* _Instructions for the task_:
Once the pictures are set aside, transcribe the remaining data exactly.

* _Entries_:
________
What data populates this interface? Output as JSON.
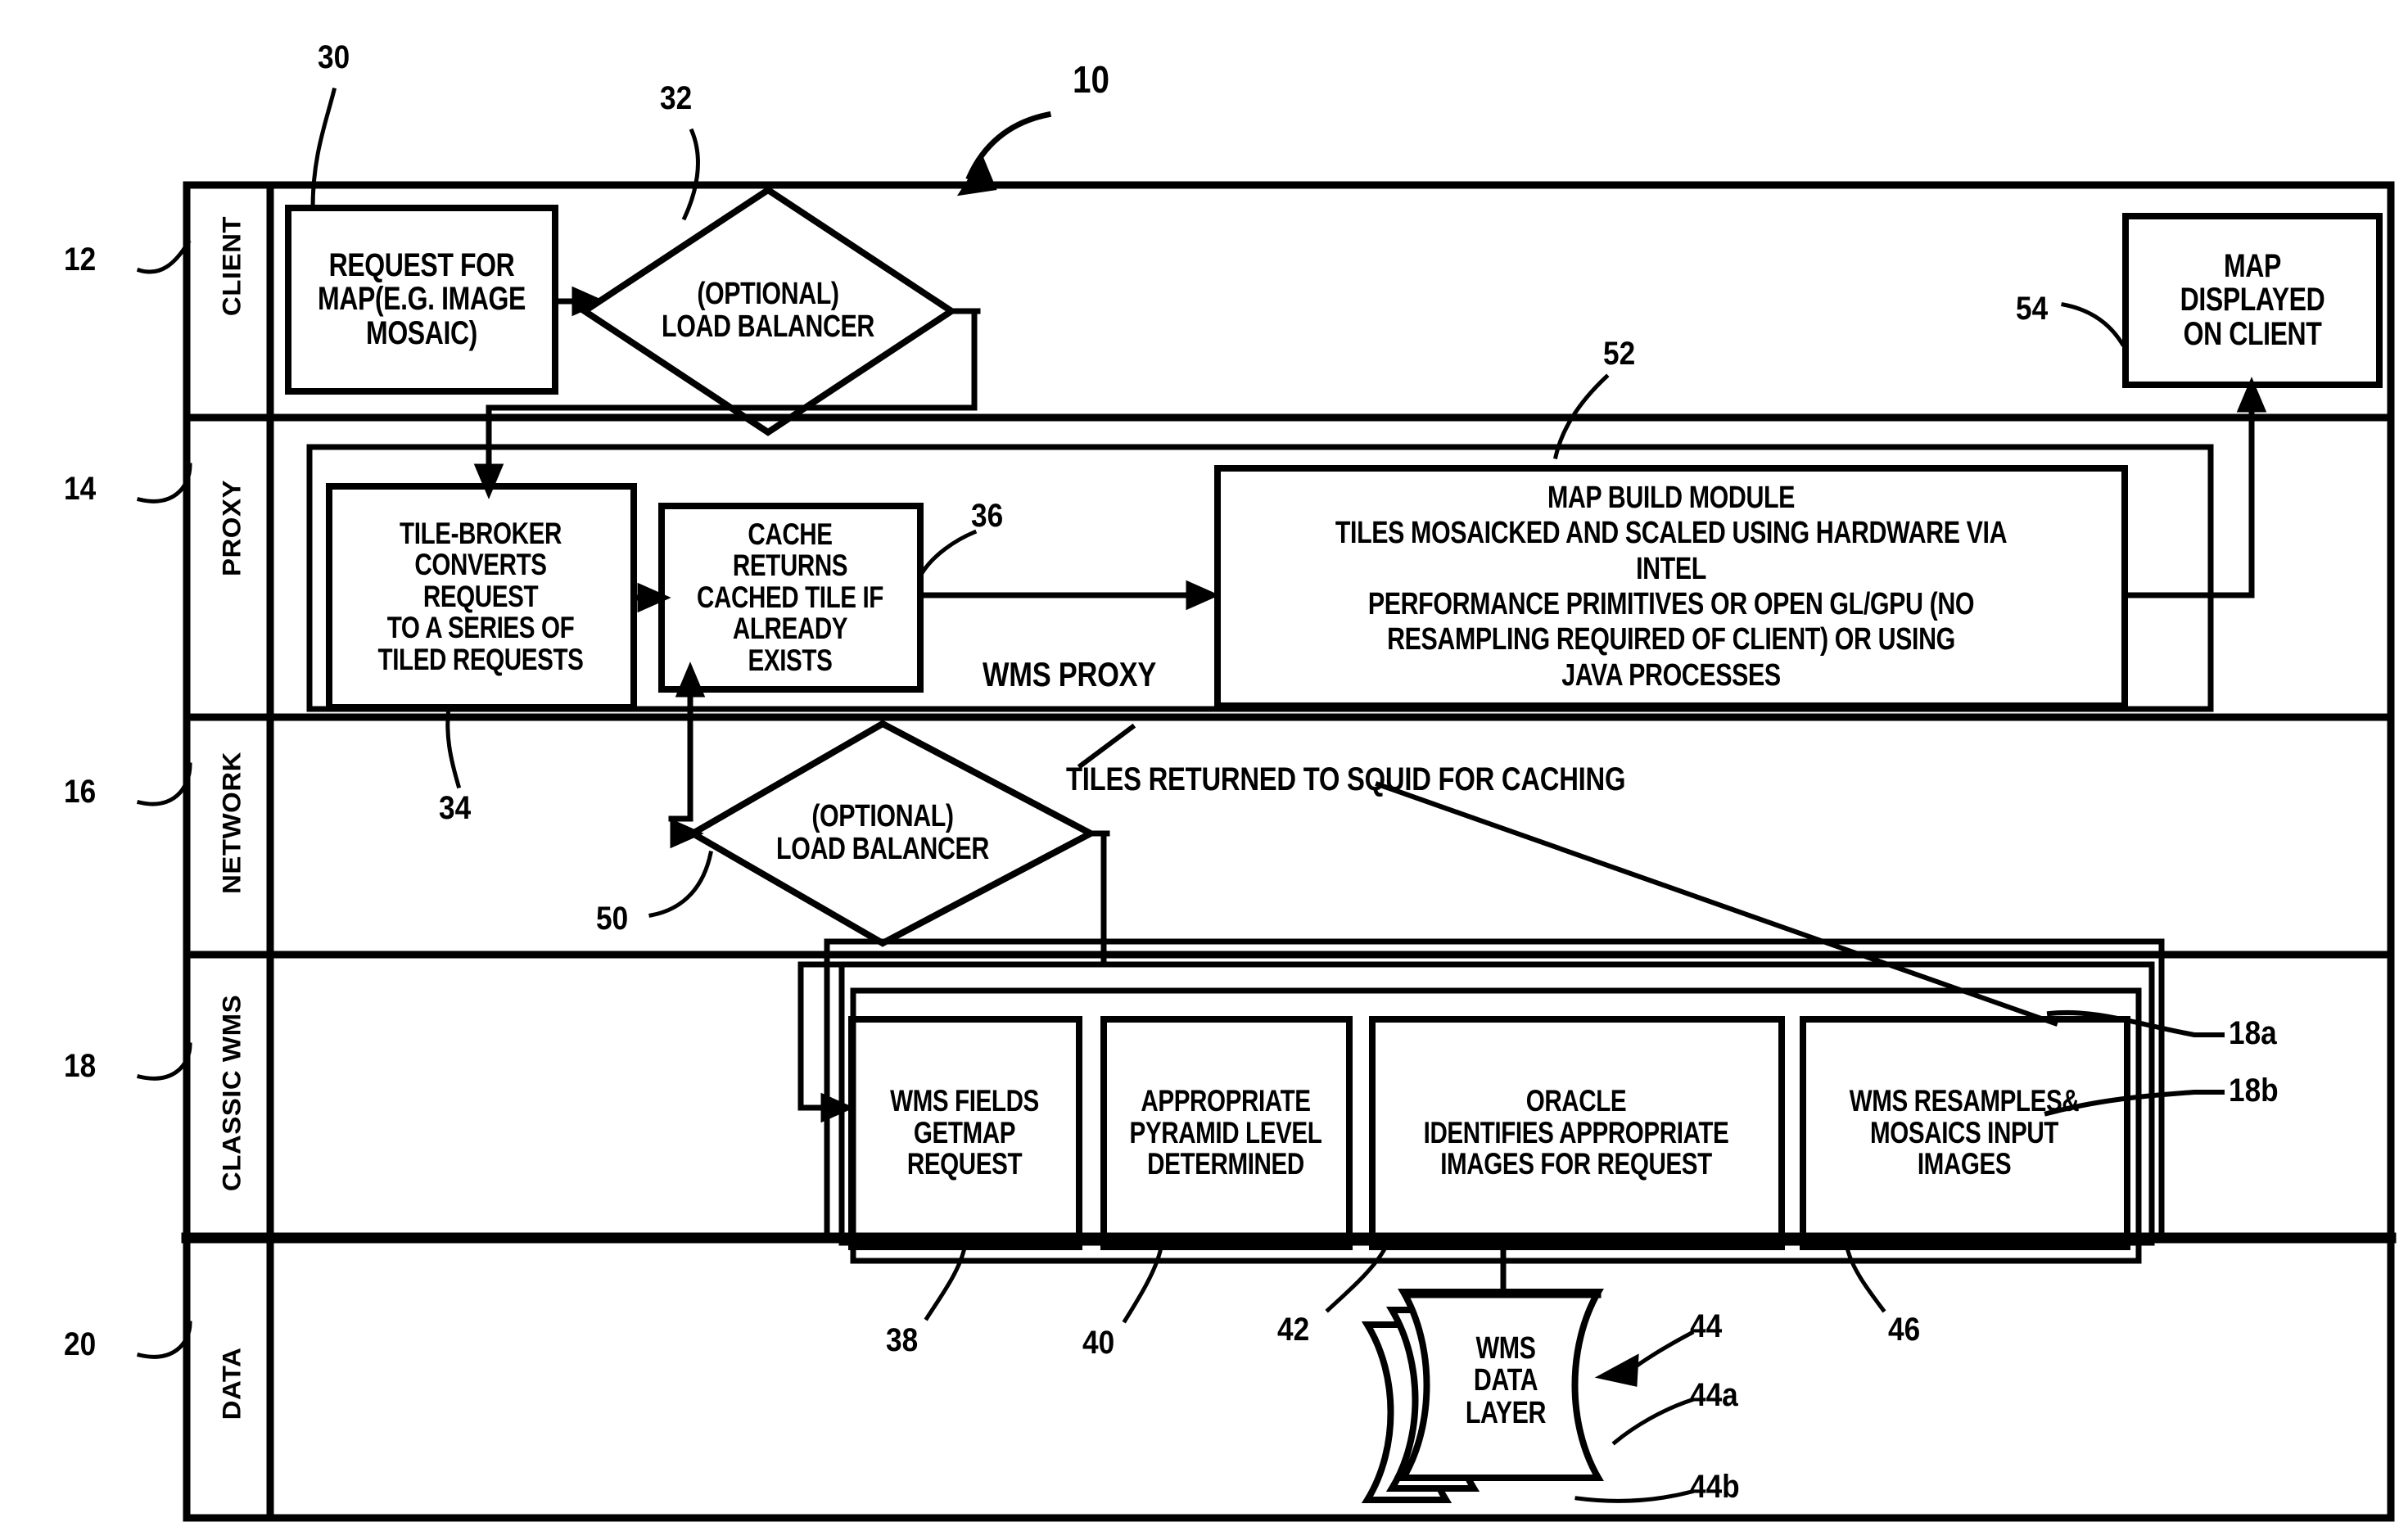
{
  "figure": {
    "number": "10",
    "row_labels": [
      {
        "ref": "12",
        "label": "CLIENT"
      },
      {
        "ref": "14",
        "label": "PROXY"
      },
      {
        "ref": "16",
        "label": "NETWORK"
      },
      {
        "ref": "18",
        "label": "CLASSIC WMS"
      },
      {
        "ref": "20",
        "label": "DATA"
      }
    ]
  },
  "client_row": {
    "request_box": {
      "ref": "30",
      "text": "REQUEST FOR\nMAP(E.G. IMAGE\nMOSAIC)"
    },
    "load_balancer": {
      "ref": "32",
      "text": "(OPTIONAL)\nLOAD BALANCER"
    },
    "map_displayed": {
      "ref": "54",
      "text": "MAP\nDISPLAYED\nON CLIENT"
    }
  },
  "proxy_row": {
    "container_label": "WMS PROXY",
    "tile_broker": {
      "ref": "34",
      "text": "TILE-BROKER\nCONVERTS REQUEST\nTO A SERIES OF\nTILED REQUESTS"
    },
    "cache": {
      "ref": "36",
      "text": "CACHE RETURNS\nCACHED TILE IF\nALREADY EXISTS"
    },
    "map_build_module": {
      "ref": "52",
      "text": "MAP BUILD MODULE\nTILES MOSAICKED AND SCALED USING HARDWARE VIA INTEL\nPERFORMANCE PRIMITIVES OR OPEN GL/GPU (NO\nRESAMPLING REQUIRED OF CLIENT) OR USING\nJAVA PROCESSES"
    }
  },
  "network_row": {
    "load_balancer": {
      "ref": "50",
      "text": "(OPTIONAL)\nLOAD BALANCER"
    },
    "annotation": "TILES RETURNED TO SQUID FOR CACHING"
  },
  "classic_wms_row": {
    "layer_refs": [
      "18a",
      "18b"
    ],
    "boxes": [
      {
        "ref": "38",
        "text": "WMS FIELDS\nGETMAP\nREQUEST"
      },
      {
        "ref": "40",
        "text": "APPROPRIATE\nPYRAMID LEVEL\nDETERMINED"
      },
      {
        "ref": "42",
        "text": "ORACLE\nIDENTIFIES APPROPRIATE\nIMAGES FOR REQUEST"
      },
      {
        "ref": "46",
        "text": "WMS RESAMPLES&\nMOSAICS INPUT\nIMAGES"
      }
    ]
  },
  "data_row": {
    "data_layer": {
      "ref": "44",
      "text": "WMS\nDATA LAYER",
      "sheet_refs": [
        "44a",
        "44b"
      ]
    }
  },
  "colors": {
    "ink": "#000000",
    "paper": "#ffffff"
  }
}
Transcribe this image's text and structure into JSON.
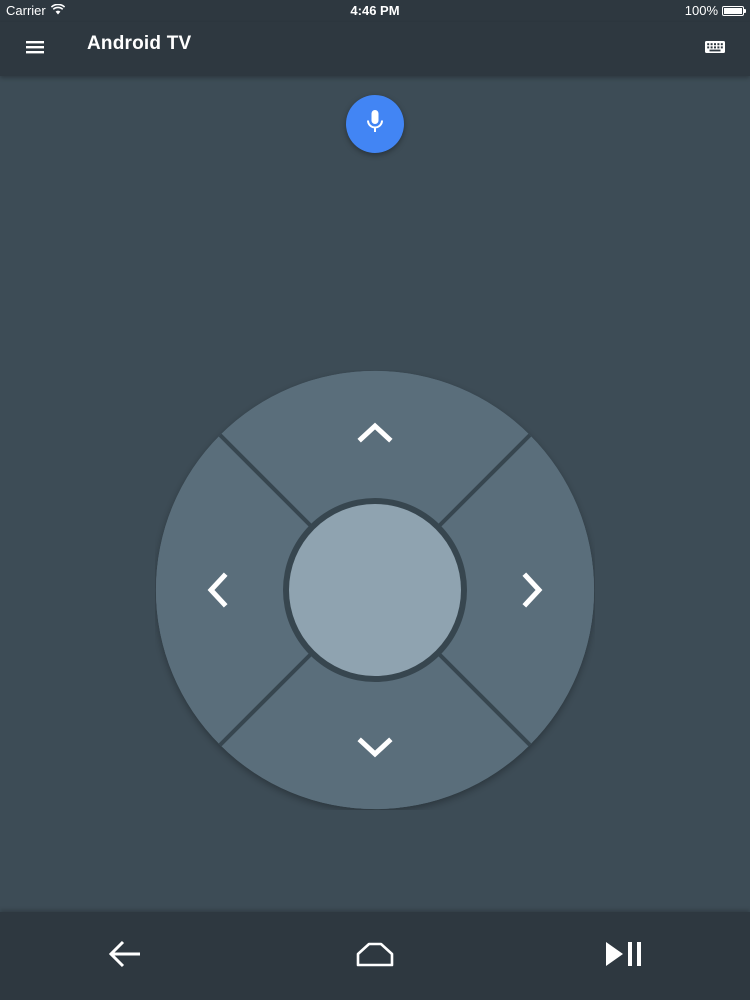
{
  "status_bar": {
    "carrier": "Carrier",
    "time": "4:46 PM",
    "battery": "100%",
    "battery_level": 1.0
  },
  "app_bar": {
    "title": "Android TV",
    "menu_icon": "hamburger-menu-icon",
    "keyboard_icon": "keyboard-icon"
  },
  "voice": {
    "icon": "microphone-icon",
    "color": "#4285f4"
  },
  "dpad": {
    "up_icon": "chevron-up-icon",
    "down_icon": "chevron-down-icon",
    "left_icon": "chevron-left-icon",
    "right_icon": "chevron-right-icon",
    "ring_color": "#5a6e7b",
    "center_color": "#8fa3b0"
  },
  "bottom_bar": {
    "back_icon": "arrow-back-icon",
    "home_icon": "home-icon",
    "play_pause_icon": "play-pause-icon"
  },
  "colors": {
    "background": "#3d4c56",
    "bars": "#2e3840",
    "icon": "#ffffff"
  }
}
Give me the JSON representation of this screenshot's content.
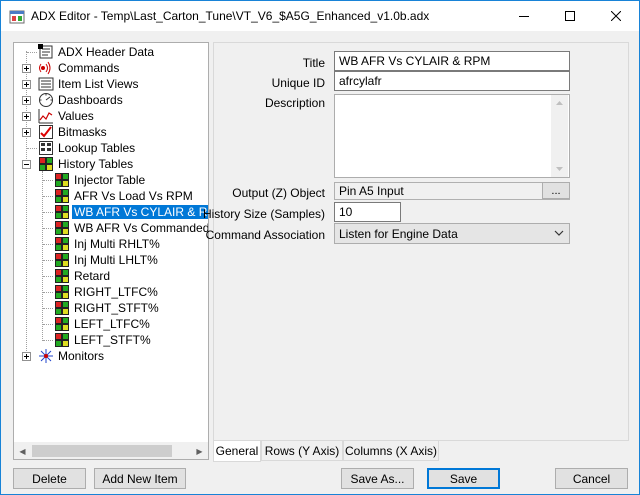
{
  "window": {
    "title": "ADX Editor - Temp\\Last_Carton_Tune\\VT_V6_$A5G_Enhanced_v1.0b.adx",
    "minimize_icon": "minimize-icon",
    "maximize_icon": "maximize-icon",
    "close_icon": "close-icon"
  },
  "tree": {
    "items": [
      {
        "label": "ADX Header Data",
        "icon": "header-data-icon"
      },
      {
        "label": "Commands",
        "icon": "commands-icon"
      },
      {
        "label": "Item List Views",
        "icon": "list-views-icon"
      },
      {
        "label": "Dashboards",
        "icon": "dashboard-icon"
      },
      {
        "label": "Values",
        "icon": "values-icon"
      },
      {
        "label": "Bitmasks",
        "icon": "bitmask-icon"
      },
      {
        "label": "Lookup Tables",
        "icon": "lookup-table-icon"
      },
      {
        "label": "History Tables",
        "icon": "history-table-icon"
      },
      {
        "label": "Monitors",
        "icon": "monitor-icon"
      }
    ],
    "history_children": [
      {
        "label": "Injector Table"
      },
      {
        "label": "AFR Vs Load Vs RPM"
      },
      {
        "label": "WB AFR Vs CYLAIR & RPM"
      },
      {
        "label": "WB AFR Vs Commanded AFR"
      },
      {
        "label": "Inj Multi RHLT%"
      },
      {
        "label": "Inj Multi LHLT%"
      },
      {
        "label": "Retard"
      },
      {
        "label": "RIGHT_LTFC%"
      },
      {
        "label": "RIGHT_STFT%"
      },
      {
        "label": "LEFT_LTFC%"
      },
      {
        "label": "LEFT_STFT%"
      }
    ]
  },
  "props": {
    "title_label": "Title",
    "title_value": "WB AFR Vs CYLAIR & RPM",
    "unique_id_label": "Unique ID",
    "unique_id_value": "afrcylafr",
    "description_label": "Description",
    "description_value": "",
    "output_label": "Output (Z) Object",
    "output_value": "Pin A5 Input",
    "output_browse": "...",
    "history_size_label": "History Size (Samples)",
    "history_size_value": "10",
    "command_assoc_label": "Command Association",
    "command_assoc_value": "Listen for Engine Data"
  },
  "tabs": [
    {
      "label": "General"
    },
    {
      "label": "Rows (Y Axis)"
    },
    {
      "label": "Columns (X Axis)"
    }
  ],
  "buttons": {
    "delete": "Delete",
    "add_new_item": "Add New Item",
    "save_as": "Save As...",
    "save": "Save",
    "cancel": "Cancel"
  }
}
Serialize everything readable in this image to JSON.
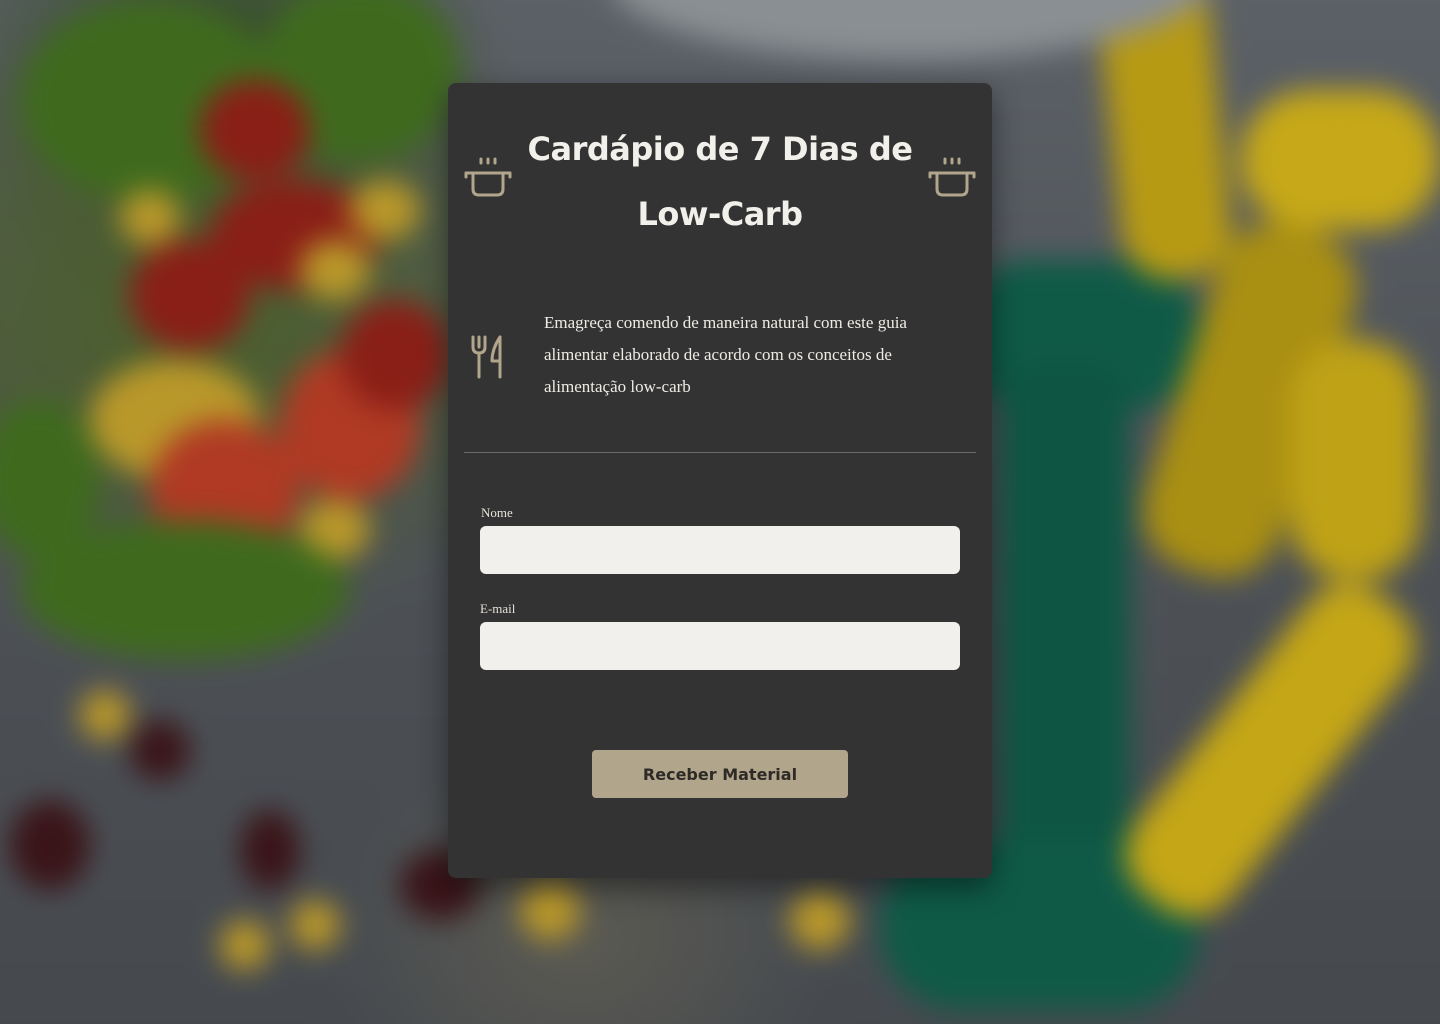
________
* _Response to the exercise_:
What data populates this interface? Output as JSON.
{
  "figure": {
    "number": "10",
    "row_labels": [
      {
        "ref": "12",
        "label": "CLIENT"
      },
      {
        "ref": "14",
        "label": "PROXY"
      },
      {
        "ref": "16",
        "label": "NETWORK"
      },
      {
        "ref": "18",
        "label": "CLASSIC WMS"
      },
      {
        "ref": "20",
        "label": "DATA"
      }
    ]
  },
  "client_row": {
    "request_box": {
      "ref": "30",
      "text": "REQUEST FOR\nMAP(E.G. IMAGE\nMOSAIC)"
    },
    "load_balancer": {
      "ref": "32",
      "text": "(OPTIONAL)\nLOAD BALANCER"
    },
    "map_displayed": {
      "ref": "54",
      "text": "MAP\nDISPLAYED\nON CLIENT"
    }
  },
  "proxy_row": {
    "container_label": "WMS PROXY",
    "tile_broker": {
      "ref": "34",
      "text": "TILE-BROKER\nCONVERTS REQUEST\nTO A SERIES OF\nTILED REQUESTS"
    },
    "cache": {
      "ref": "36",
      "text": "CACHE RETURNS\nCACHED TILE IF\nALREADY EXISTS"
    },
    "map_build_module": {
      "ref": "52",
      "text": "MAP BUILD MODULE\nTILES MOSAICKED AND SCALED USING HARDWARE VIA INTEL\nPERFORMANCE PRIMITIVES OR OPEN GL/GPU (NO\nRESAMPLING REQUIRED OF CLIENT) OR USING\nJAVA PROCESSES"
    }
  },
  "network_row": {
    "load_balancer": {
      "ref": "50",
      "text": "(OPTIONAL)\nLOAD BALANCER"
    },
    "annotation": "TILES RETURNED TO SQUID FOR CACHING"
  },
  "classic_wms_row": {
    "layer_refs": [
      "18a",
      "18b"
    ],
    "boxes": [
      {
        "ref": "38",
        "text": "WMS FIELDS\nGETMAP\nREQUEST"
      },
      {
        "ref": "40",
        "text": "APPROPRIATE\nPYRAMID LEVEL\nDETERMINED"
      },
      {
        "ref": "42",
        "text": "ORACLE\nIDENTIFIES APPROPRIATE\nIMAGES FOR REQUEST"
      },
      {
        "ref": "46",
        "text": "WMS RESAMPLES&\nMOSAICS INPUT\nIMAGES"
      }
    ]
  },
  "data_row": {
    "data_layer": {
      "ref": "44",
      "text": "WMS\nDATA LAYER",
      "sheet_refs": [
        "44a",
        "44b"
      ]
    }
  },
  "colors": {
    "ink": "#000000",
    "paper": "#ffffff"
  }
}
Transcribe this image's text and structure into JSON.
{
  "status_bar": {
    "carrier": "Carrier",
    "time": "4:46 PM",
    "battery": "100%",
    "battery_level": 1.0
  },
  "app_bar": {
    "title": "Android TV",
    "menu_icon": "hamburger-menu-icon",
    "keyboard_icon": "keyboard-icon"
  },
  "voice": {
    "icon": "microphone-icon",
    "color": "#4285f4"
  },
  "dpad": {
    "up_icon": "chevron-up-icon",
    "down_icon": "chevron-down-icon",
    "left_icon": "chevron-left-icon",
    "right_icon": "chevron-right-icon",
    "ring_color": "#5a6e7b",
    "center_color": "#8fa3b0"
  },
  "bottom_bar": {
    "back_icon": "arrow-back-icon",
    "home_icon": "home-icon",
    "play_pause_icon": "play-pause-icon"
  },
  "colors": {
    "background": "#3d4c56",
    "bars": "#2e3840",
    "icon": "#ffffff"
  }
}
Give me the JSON representation of this screenshot's content.
{
  "window": {
    "title": "ADX Editor - Temp\\Last_Carton_Tune\\VT_V6_$A5G_Enhanced_v1.0b.adx",
    "minimize_icon": "minimize-icon",
    "maximize_icon": "maximize-icon",
    "close_icon": "close-icon"
  },
  "tree": {
    "items": [
      {
        "label": "ADX Header Data",
        "icon": "header-data-icon"
      },
      {
        "label": "Commands",
        "icon": "commands-icon"
      },
      {
        "label": "Item List Views",
        "icon": "list-views-icon"
      },
      {
        "label": "Dashboards",
        "icon": "dashboard-icon"
      },
      {
        "label": "Values",
        "icon": "values-icon"
      },
      {
        "label": "Bitmasks",
        "icon": "bitmask-icon"
      },
      {
        "label": "Lookup Tables",
        "icon": "lookup-table-icon"
      },
      {
        "label": "History Tables",
        "icon": "history-table-icon"
      },
      {
        "label": "Monitors",
        "icon": "monitor-icon"
      }
    ],
    "history_children": [
      {
        "label": "Injector Table"
      },
      {
        "label": "AFR Vs Load Vs RPM"
      },
      {
        "label": "WB AFR Vs CYLAIR & RPM"
      },
      {
        "label": "WB AFR Vs Commanded AFR"
      },
      {
        "label": "Inj Multi RHLT%"
      },
      {
        "label": "Inj Multi LHLT%"
      },
      {
        "label": "Retard"
      },
      {
        "label": "RIGHT_LTFC%"
      },
      {
        "label": "RIGHT_STFT%"
      },
      {
        "label": "LEFT_LTFC%"
      },
      {
        "label": "LEFT_STFT%"
      }
    ]
  },
  "props": {
    "title_label": "Title",
    "title_value": "WB AFR Vs CYLAIR & RPM",
    "unique_id_label": "Unique ID",
    "unique_id_value": "afrcylafr",
    "description_label": "Description",
    "description_value": "",
    "output_label": "Output (Z) Object",
    "output_value": "Pin A5 Input",
    "output_browse": "...",
    "history_size_label": "History Size (Samples)",
    "history_size_value": "10",
    "command_assoc_label": "Command Association",
    "command_assoc_value": "Listen for Engine Data"
  },
  "tabs": [
    {
      "label": "General"
    },
    {
      "label": "Rows (Y Axis)"
    },
    {
      "label": "Columns (X Axis)"
    }
  ],
  "buttons": {
    "delete": "Delete",
    "add_new_item": "Add New Item",
    "save_as": "Save As...",
    "save": "Save",
    "cancel": "Cancel"
  }
}
Serialize everything readable in this image to JSON.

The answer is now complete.